Given request — Copy out each line of the listing that has the word "硝酸盐氮去除效果" in it.

Supplied data —
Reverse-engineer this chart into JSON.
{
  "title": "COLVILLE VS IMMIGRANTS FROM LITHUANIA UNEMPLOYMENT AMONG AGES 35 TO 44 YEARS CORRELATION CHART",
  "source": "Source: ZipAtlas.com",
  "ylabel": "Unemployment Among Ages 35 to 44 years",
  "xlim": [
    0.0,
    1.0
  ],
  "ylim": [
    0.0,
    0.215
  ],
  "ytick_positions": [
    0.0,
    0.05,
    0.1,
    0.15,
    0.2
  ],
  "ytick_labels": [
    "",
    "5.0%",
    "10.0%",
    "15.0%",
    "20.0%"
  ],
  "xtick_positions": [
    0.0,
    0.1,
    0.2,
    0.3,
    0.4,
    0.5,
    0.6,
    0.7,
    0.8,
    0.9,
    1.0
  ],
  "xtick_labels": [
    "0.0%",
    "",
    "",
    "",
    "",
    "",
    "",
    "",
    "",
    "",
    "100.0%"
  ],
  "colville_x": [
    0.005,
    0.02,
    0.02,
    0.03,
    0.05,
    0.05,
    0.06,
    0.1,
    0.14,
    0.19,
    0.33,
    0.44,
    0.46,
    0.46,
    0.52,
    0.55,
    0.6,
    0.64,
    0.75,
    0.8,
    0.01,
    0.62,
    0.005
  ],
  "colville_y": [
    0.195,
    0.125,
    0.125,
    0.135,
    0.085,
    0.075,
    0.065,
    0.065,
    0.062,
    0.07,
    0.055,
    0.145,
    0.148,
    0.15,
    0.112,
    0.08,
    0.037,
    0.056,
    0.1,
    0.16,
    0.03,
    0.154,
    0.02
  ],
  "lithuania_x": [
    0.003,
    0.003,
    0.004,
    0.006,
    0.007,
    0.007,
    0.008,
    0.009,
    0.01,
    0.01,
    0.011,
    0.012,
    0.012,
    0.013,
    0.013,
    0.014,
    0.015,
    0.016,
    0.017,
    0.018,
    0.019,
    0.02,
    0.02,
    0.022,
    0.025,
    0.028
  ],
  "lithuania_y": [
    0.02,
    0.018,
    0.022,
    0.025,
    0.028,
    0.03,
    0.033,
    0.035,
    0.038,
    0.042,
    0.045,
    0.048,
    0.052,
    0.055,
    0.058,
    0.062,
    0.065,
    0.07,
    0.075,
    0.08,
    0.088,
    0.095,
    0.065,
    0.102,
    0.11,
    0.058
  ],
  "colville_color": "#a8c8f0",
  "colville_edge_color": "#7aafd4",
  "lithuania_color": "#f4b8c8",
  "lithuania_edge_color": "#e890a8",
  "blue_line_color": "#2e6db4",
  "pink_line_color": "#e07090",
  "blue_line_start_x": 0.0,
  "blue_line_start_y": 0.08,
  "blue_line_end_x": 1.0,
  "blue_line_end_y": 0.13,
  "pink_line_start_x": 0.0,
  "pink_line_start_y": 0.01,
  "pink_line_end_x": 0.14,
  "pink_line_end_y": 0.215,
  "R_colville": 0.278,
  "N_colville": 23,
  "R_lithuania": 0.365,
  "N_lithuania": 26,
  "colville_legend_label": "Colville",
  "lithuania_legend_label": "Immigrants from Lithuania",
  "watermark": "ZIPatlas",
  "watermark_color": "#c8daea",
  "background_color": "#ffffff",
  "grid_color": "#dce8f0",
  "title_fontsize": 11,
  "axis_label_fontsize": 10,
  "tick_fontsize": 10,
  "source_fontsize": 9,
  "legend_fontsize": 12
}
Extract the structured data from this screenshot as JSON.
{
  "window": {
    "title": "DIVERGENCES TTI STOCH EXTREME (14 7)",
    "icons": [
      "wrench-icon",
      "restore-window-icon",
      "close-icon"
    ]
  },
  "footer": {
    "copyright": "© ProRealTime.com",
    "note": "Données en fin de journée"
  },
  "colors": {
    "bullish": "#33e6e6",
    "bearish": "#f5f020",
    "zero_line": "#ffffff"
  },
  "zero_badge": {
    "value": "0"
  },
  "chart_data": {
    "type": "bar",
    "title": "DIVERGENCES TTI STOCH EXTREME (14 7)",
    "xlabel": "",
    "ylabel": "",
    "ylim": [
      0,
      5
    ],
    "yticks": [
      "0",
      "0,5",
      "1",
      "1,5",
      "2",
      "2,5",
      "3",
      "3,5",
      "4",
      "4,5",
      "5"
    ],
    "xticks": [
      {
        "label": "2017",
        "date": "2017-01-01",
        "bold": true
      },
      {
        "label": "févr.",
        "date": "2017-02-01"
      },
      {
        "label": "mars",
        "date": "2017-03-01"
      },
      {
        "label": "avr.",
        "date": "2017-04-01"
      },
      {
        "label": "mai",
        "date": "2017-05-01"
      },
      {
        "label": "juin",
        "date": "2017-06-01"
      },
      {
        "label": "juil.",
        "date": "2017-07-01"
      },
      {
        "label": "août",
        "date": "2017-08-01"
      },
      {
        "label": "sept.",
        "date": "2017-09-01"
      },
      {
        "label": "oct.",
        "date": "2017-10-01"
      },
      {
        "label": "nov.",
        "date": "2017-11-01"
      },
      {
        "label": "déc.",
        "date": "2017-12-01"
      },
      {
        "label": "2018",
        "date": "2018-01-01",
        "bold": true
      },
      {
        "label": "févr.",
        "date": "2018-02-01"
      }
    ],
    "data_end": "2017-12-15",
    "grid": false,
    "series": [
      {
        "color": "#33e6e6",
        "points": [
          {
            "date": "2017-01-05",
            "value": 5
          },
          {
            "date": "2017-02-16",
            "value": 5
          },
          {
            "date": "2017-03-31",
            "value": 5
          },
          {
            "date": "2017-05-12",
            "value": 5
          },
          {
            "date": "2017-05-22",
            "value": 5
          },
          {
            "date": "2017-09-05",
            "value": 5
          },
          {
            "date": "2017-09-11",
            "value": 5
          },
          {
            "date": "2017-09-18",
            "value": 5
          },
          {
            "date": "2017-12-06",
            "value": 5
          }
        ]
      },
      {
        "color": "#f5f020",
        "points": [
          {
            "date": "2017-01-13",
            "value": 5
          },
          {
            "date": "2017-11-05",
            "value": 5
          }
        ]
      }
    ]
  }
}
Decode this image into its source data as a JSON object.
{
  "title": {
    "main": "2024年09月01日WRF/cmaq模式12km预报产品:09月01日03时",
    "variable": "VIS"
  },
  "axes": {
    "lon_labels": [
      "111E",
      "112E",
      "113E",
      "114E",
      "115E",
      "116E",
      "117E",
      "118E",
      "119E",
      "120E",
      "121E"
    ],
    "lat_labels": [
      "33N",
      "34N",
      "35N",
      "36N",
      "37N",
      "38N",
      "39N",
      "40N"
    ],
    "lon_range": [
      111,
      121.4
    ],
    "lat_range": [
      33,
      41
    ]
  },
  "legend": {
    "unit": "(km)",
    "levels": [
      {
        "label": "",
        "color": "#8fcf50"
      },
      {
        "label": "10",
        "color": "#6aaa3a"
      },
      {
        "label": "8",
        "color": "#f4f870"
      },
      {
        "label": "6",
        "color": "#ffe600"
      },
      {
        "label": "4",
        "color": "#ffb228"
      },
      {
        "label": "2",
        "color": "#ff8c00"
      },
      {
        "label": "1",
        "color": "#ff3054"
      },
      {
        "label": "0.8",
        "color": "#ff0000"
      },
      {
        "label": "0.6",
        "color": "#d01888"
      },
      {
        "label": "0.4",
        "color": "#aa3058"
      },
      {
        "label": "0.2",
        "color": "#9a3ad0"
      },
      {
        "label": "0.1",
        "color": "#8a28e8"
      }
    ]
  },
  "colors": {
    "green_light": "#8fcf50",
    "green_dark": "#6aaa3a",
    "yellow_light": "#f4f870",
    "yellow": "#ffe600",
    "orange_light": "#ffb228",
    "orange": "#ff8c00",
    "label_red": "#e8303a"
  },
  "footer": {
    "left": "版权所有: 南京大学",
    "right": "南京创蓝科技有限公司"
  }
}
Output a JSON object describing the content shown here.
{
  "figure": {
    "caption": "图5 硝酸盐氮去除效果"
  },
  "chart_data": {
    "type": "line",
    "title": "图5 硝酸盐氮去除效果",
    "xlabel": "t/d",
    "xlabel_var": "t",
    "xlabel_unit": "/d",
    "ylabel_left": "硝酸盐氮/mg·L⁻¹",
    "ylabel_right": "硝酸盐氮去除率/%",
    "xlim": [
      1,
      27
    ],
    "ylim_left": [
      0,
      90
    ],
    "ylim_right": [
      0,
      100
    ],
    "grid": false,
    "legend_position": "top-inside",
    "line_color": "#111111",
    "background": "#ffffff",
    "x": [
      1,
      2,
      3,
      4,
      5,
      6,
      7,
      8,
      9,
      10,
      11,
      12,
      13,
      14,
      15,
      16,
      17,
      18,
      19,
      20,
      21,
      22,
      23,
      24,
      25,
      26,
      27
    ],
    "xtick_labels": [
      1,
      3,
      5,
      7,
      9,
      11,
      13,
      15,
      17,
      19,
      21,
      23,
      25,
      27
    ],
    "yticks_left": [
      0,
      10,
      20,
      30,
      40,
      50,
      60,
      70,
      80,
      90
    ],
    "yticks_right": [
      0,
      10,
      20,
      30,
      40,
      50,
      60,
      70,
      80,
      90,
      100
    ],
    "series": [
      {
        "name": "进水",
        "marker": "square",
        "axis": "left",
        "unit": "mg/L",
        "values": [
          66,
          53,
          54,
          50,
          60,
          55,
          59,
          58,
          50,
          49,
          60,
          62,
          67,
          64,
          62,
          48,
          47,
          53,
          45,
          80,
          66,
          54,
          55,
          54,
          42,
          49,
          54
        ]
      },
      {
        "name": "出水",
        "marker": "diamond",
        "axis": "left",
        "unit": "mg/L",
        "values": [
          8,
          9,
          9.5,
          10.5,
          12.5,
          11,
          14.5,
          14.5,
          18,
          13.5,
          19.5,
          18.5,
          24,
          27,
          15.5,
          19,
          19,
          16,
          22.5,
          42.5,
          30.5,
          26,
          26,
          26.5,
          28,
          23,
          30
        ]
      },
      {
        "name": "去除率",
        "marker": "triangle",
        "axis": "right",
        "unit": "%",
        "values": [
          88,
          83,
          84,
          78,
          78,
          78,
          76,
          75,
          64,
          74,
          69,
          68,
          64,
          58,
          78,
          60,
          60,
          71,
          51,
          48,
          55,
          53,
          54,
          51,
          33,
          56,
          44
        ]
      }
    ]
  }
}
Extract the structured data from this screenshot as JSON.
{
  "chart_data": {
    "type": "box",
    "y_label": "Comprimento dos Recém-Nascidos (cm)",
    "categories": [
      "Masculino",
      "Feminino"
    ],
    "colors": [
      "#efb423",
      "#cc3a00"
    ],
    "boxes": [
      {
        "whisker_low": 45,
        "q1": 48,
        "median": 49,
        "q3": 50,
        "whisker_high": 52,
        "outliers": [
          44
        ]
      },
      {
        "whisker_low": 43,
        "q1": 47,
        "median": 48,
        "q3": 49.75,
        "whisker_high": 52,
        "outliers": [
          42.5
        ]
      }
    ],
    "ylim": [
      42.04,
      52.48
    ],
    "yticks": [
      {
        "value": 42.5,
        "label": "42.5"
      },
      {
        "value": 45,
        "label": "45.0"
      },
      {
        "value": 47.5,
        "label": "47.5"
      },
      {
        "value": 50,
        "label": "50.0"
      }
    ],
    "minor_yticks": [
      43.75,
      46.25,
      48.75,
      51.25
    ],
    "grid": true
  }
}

Task result —
    "caption": "图5 硝酸盐氮去除效果"
    "title": "图5 硝酸盐氮去除效果",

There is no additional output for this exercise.